To be done =
Exclude the pictures; give every entry again exactly as written.

Material for the task =
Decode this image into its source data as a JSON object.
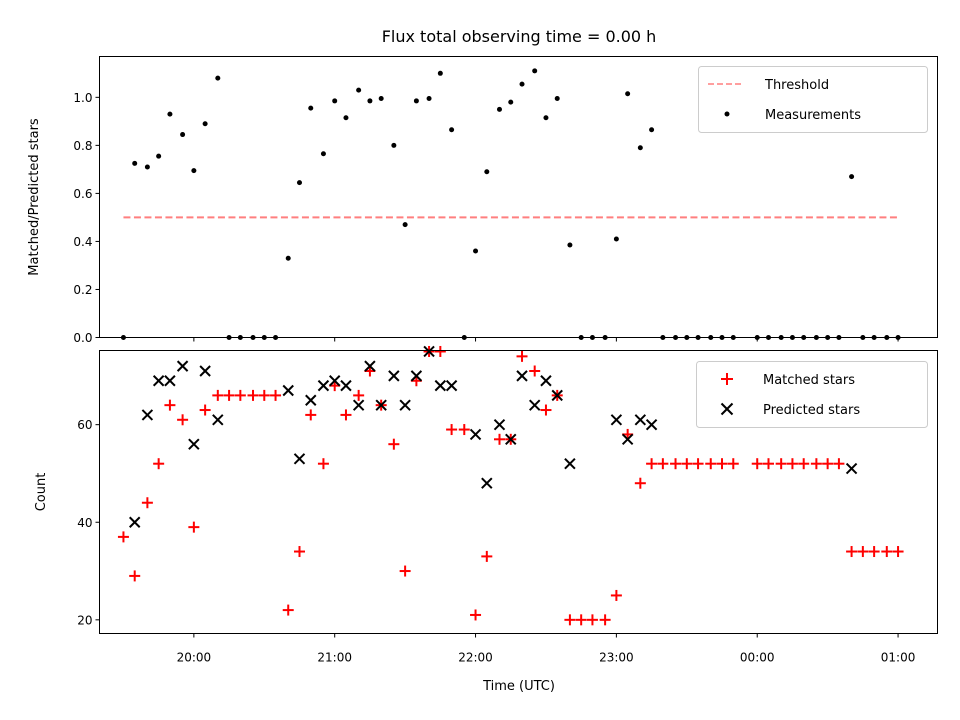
{
  "chart_data": [
    {
      "type": "scatter",
      "title": "Flux total observing time = 0.00 h",
      "xlabel": "",
      "ylabel": "Matched/Predicted stars",
      "xlim": [
        19.33,
        25.28
      ],
      "ylim": [
        0,
        1.17
      ],
      "yticks": [
        0.0,
        0.2,
        0.4,
        0.6,
        0.8,
        1.0
      ],
      "ytick_labels": [
        "0.0",
        "0.2",
        "0.4",
        "0.6",
        "0.8",
        "1.0"
      ],
      "legend_position": "upper right",
      "threshold": {
        "name": "Threshold",
        "value": 0.5,
        "x_range": [
          19.5,
          25.0
        ],
        "color": "#ff7f7f"
      },
      "series": [
        {
          "name": "Measurements",
          "marker": "dot",
          "color": "#000000",
          "x": [
            19.5,
            19.58,
            19.67,
            19.75,
            19.83,
            19.92,
            20.0,
            20.08,
            20.17,
            20.25,
            20.33,
            20.42,
            20.5,
            20.58,
            20.67,
            20.75,
            20.83,
            20.92,
            21.0,
            21.08,
            21.17,
            21.25,
            21.33,
            21.42,
            21.5,
            21.58,
            21.67,
            21.75,
            21.83,
            21.92,
            22.0,
            22.08,
            22.17,
            22.25,
            22.33,
            22.42,
            22.5,
            22.58,
            22.67,
            22.75,
            22.83,
            22.92,
            23.0,
            23.08,
            23.17,
            23.25,
            23.33,
            23.42,
            23.5,
            23.58,
            23.67,
            23.75,
            23.83,
            24.0,
            24.08,
            24.17,
            24.25,
            24.33,
            24.42,
            24.5,
            24.58,
            24.67,
            24.75,
            24.83,
            24.92,
            25.0
          ],
          "y": [
            0.0,
            0.725,
            0.71,
            0.755,
            0.93,
            0.845,
            0.695,
            0.89,
            1.08,
            0.0,
            0.0,
            0.0,
            0.0,
            0.0,
            0.33,
            0.645,
            0.955,
            0.765,
            0.985,
            0.915,
            1.03,
            0.985,
            0.995,
            0.8,
            0.47,
            0.985,
            0.995,
            1.1,
            0.865,
            0.0,
            0.36,
            0.69,
            0.95,
            0.98,
            1.055,
            1.11,
            0.915,
            0.995,
            0.385,
            0.0,
            0.0,
            0.0,
            0.41,
            1.015,
            0.79,
            0.865,
            0.0,
            0.0,
            0.0,
            0.0,
            0.0,
            0.0,
            0.0,
            0.0,
            0.0,
            0.0,
            0.0,
            0.0,
            0.0,
            0.0,
            0.0,
            0.67,
            0.0,
            0.0,
            0.0,
            0.0
          ]
        }
      ]
    },
    {
      "type": "scatter",
      "title": "",
      "xlabel": "Time (UTC)",
      "ylabel": "Count",
      "xlim": [
        19.33,
        25.28
      ],
      "ylim": [
        17.2,
        75.2
      ],
      "yticks": [
        20,
        40,
        60
      ],
      "ytick_labels": [
        "20",
        "40",
        "60"
      ],
      "xticks": [
        20,
        21,
        22,
        23,
        24,
        25
      ],
      "xtick_labels": [
        "20:00",
        "21:00",
        "22:00",
        "23:00",
        "00:00",
        "01:00"
      ],
      "legend_position": "upper right",
      "series": [
        {
          "name": "Matched stars",
          "marker": "plus",
          "color": "#ff0000",
          "x": [
            19.5,
            19.58,
            19.67,
            19.75,
            19.83,
            19.92,
            20.0,
            20.08,
            20.17,
            20.25,
            20.33,
            20.42,
            20.5,
            20.58,
            20.67,
            20.75,
            20.83,
            20.92,
            21.0,
            21.08,
            21.17,
            21.25,
            21.33,
            21.42,
            21.5,
            21.58,
            21.67,
            21.75,
            21.83,
            21.92,
            22.0,
            22.08,
            22.17,
            22.25,
            22.33,
            22.42,
            22.5,
            22.58,
            22.67,
            22.75,
            22.83,
            22.92,
            23.0,
            23.08,
            23.17,
            23.25,
            23.33,
            23.42,
            23.5,
            23.58,
            23.67,
            23.75,
            23.83,
            24.0,
            24.08,
            24.17,
            24.25,
            24.33,
            24.42,
            24.5,
            24.58,
            24.67,
            24.75,
            24.83,
            24.92,
            25.0
          ],
          "y": [
            37,
            29,
            44,
            52,
            64,
            61,
            39,
            63,
            66,
            66,
            66,
            66,
            66,
            66,
            22,
            34,
            62,
            52,
            68,
            62,
            66,
            71,
            64,
            56,
            30,
            69,
            75,
            75,
            59,
            59,
            21,
            33,
            57,
            57,
            74,
            71,
            63,
            66,
            20,
            20,
            20,
            20,
            25,
            58,
            48,
            52,
            52,
            52,
            52,
            52,
            52,
            52,
            52,
            52,
            52,
            52,
            52,
            52,
            52,
            52,
            52,
            34,
            34,
            34,
            34,
            34
          ]
        },
        {
          "name": "Predicted stars",
          "marker": "x",
          "color": "#000000",
          "x": [
            19.58,
            19.67,
            19.75,
            19.83,
            19.92,
            20.0,
            20.08,
            20.17,
            20.67,
            20.75,
            20.83,
            20.92,
            21.0,
            21.08,
            21.17,
            21.25,
            21.33,
            21.42,
            21.5,
            21.58,
            21.67,
            21.75,
            21.83,
            22.0,
            22.08,
            22.17,
            22.25,
            22.33,
            22.42,
            22.5,
            22.58,
            22.67,
            23.0,
            23.08,
            23.17,
            23.25,
            24.67
          ],
          "y": [
            40,
            62,
            69,
            69,
            72,
            56,
            71,
            61,
            67,
            53,
            65,
            68,
            69,
            68,
            64,
            72,
            64,
            70,
            64,
            70,
            75,
            68,
            68,
            58,
            48,
            60,
            57,
            70,
            64,
            69,
            66,
            52,
            61,
            57,
            61,
            60,
            51
          ]
        }
      ]
    }
  ]
}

Answer to this problem =
Decode this image into its source data as a JSON object.
{
  "chart_data": [
    {
      "type": "scatter",
      "title": "Flux total observing time = 0.00 h",
      "xlabel": "",
      "ylabel": "Matched/Predicted stars",
      "xlim": [
        19.33,
        25.28
      ],
      "ylim": [
        0,
        1.17
      ],
      "yticks": [
        0.0,
        0.2,
        0.4,
        0.6,
        0.8,
        1.0
      ],
      "ytick_labels": [
        "0.0",
        "0.2",
        "0.4",
        "0.6",
        "0.8",
        "1.0"
      ],
      "legend_position": "upper right",
      "threshold": {
        "name": "Threshold",
        "value": 0.5,
        "x_range": [
          19.5,
          25.0
        ],
        "color": "#ff7f7f"
      },
      "series": [
        {
          "name": "Measurements",
          "marker": "dot",
          "color": "#000000",
          "x": [
            19.5,
            19.58,
            19.67,
            19.75,
            19.83,
            19.92,
            20.0,
            20.08,
            20.17,
            20.25,
            20.33,
            20.42,
            20.5,
            20.58,
            20.67,
            20.75,
            20.83,
            20.92,
            21.0,
            21.08,
            21.17,
            21.25,
            21.33,
            21.42,
            21.5,
            21.58,
            21.67,
            21.75,
            21.83,
            21.92,
            22.0,
            22.08,
            22.17,
            22.25,
            22.33,
            22.42,
            22.5,
            22.58,
            22.67,
            22.75,
            22.83,
            22.92,
            23.0,
            23.08,
            23.17,
            23.25,
            23.33,
            23.42,
            23.5,
            23.58,
            23.67,
            23.75,
            23.83,
            24.0,
            24.08,
            24.17,
            24.25,
            24.33,
            24.42,
            24.5,
            24.58,
            24.67,
            24.75,
            24.83,
            24.92,
            25.0
          ],
          "y": [
            0.0,
            0.725,
            0.71,
            0.755,
            0.93,
            0.845,
            0.695,
            0.89,
            1.08,
            0.0,
            0.0,
            0.0,
            0.0,
            0.0,
            0.33,
            0.645,
            0.955,
            0.765,
            0.985,
            0.915,
            1.03,
            0.985,
            0.995,
            0.8,
            0.47,
            0.985,
            0.995,
            1.1,
            0.865,
            0.0,
            0.36,
            0.69,
            0.95,
            0.98,
            1.055,
            1.11,
            0.915,
            0.995,
            0.385,
            0.0,
            0.0,
            0.0,
            0.41,
            1.015,
            0.79,
            0.865,
            0.0,
            0.0,
            0.0,
            0.0,
            0.0,
            0.0,
            0.0,
            0.0,
            0.0,
            0.0,
            0.0,
            0.0,
            0.0,
            0.0,
            0.0,
            0.67,
            0.0,
            0.0,
            0.0,
            0.0
          ]
        }
      ]
    },
    {
      "type": "scatter",
      "title": "",
      "xlabel": "Time (UTC)",
      "ylabel": "Count",
      "xlim": [
        19.33,
        25.28
      ],
      "ylim": [
        17.2,
        75.2
      ],
      "yticks": [
        20,
        40,
        60
      ],
      "ytick_labels": [
        "20",
        "40",
        "60"
      ],
      "xticks": [
        20,
        21,
        22,
        23,
        24,
        25
      ],
      "xtick_labels": [
        "20:00",
        "21:00",
        "22:00",
        "23:00",
        "00:00",
        "01:00"
      ],
      "legend_position": "upper right",
      "series": [
        {
          "name": "Matched stars",
          "marker": "plus",
          "color": "#ff0000",
          "x": [
            19.5,
            19.58,
            19.67,
            19.75,
            19.83,
            19.92,
            20.0,
            20.08,
            20.17,
            20.25,
            20.33,
            20.42,
            20.5,
            20.58,
            20.67,
            20.75,
            20.83,
            20.92,
            21.0,
            21.08,
            21.17,
            21.25,
            21.33,
            21.42,
            21.5,
            21.58,
            21.67,
            21.75,
            21.83,
            21.92,
            22.0,
            22.08,
            22.17,
            22.25,
            22.33,
            22.42,
            22.5,
            22.58,
            22.67,
            22.75,
            22.83,
            22.92,
            23.0,
            23.08,
            23.17,
            23.25,
            23.33,
            23.42,
            23.5,
            23.58,
            23.67,
            23.75,
            23.83,
            24.0,
            24.08,
            24.17,
            24.25,
            24.33,
            24.42,
            24.5,
            24.58,
            24.67,
            24.75,
            24.83,
            24.92,
            25.0
          ],
          "y": [
            37,
            29,
            44,
            52,
            64,
            61,
            39,
            63,
            66,
            66,
            66,
            66,
            66,
            66,
            22,
            34,
            62,
            52,
            68,
            62,
            66,
            71,
            64,
            56,
            30,
            69,
            75,
            75,
            59,
            59,
            21,
            33,
            57,
            57,
            74,
            71,
            63,
            66,
            20,
            20,
            20,
            20,
            25,
            58,
            48,
            52,
            52,
            52,
            52,
            52,
            52,
            52,
            52,
            52,
            52,
            52,
            52,
            52,
            52,
            52,
            52,
            34,
            34,
            34,
            34,
            34
          ]
        },
        {
          "name": "Predicted stars",
          "marker": "x",
          "color": "#000000",
          "x": [
            19.58,
            19.67,
            19.75,
            19.83,
            19.92,
            20.0,
            20.08,
            20.17,
            20.67,
            20.75,
            20.83,
            20.92,
            21.0,
            21.08,
            21.17,
            21.25,
            21.33,
            21.42,
            21.5,
            21.58,
            21.67,
            21.75,
            21.83,
            22.0,
            22.08,
            22.17,
            22.25,
            22.33,
            22.42,
            22.5,
            22.58,
            22.67,
            23.0,
            23.08,
            23.17,
            23.25,
            24.67
          ],
          "y": [
            40,
            62,
            69,
            69,
            72,
            56,
            71,
            61,
            67,
            53,
            65,
            68,
            69,
            68,
            64,
            72,
            64,
            70,
            64,
            70,
            75,
            68,
            68,
            58,
            48,
            60,
            57,
            70,
            64,
            69,
            66,
            52,
            61,
            57,
            61,
            60,
            51
          ]
        }
      ]
    }
  ]
}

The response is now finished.